Data for this exercise —
[start]

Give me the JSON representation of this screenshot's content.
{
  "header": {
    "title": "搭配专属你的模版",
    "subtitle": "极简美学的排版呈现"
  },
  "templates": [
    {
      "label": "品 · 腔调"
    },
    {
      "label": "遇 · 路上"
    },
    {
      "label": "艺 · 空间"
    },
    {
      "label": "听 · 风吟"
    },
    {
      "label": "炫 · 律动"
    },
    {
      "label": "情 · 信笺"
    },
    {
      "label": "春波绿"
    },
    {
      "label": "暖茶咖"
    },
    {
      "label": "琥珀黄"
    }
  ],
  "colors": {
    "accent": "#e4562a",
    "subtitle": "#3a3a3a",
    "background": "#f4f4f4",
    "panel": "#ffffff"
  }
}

[end]

What you should do — Check each line above for the word "label", and copy the lines where it appears.

Complete response —
      "label": "品 · 腔调"
      "label": "遇 · 路上"
      "label": "艺 · 空间"
      "label": "听 · 风吟"
      "label": "炫 · 律动"
      "label": "情 · 信笺"
      "label": "春波绿"
      "label": "暖茶咖"
      "label": "琥珀黄"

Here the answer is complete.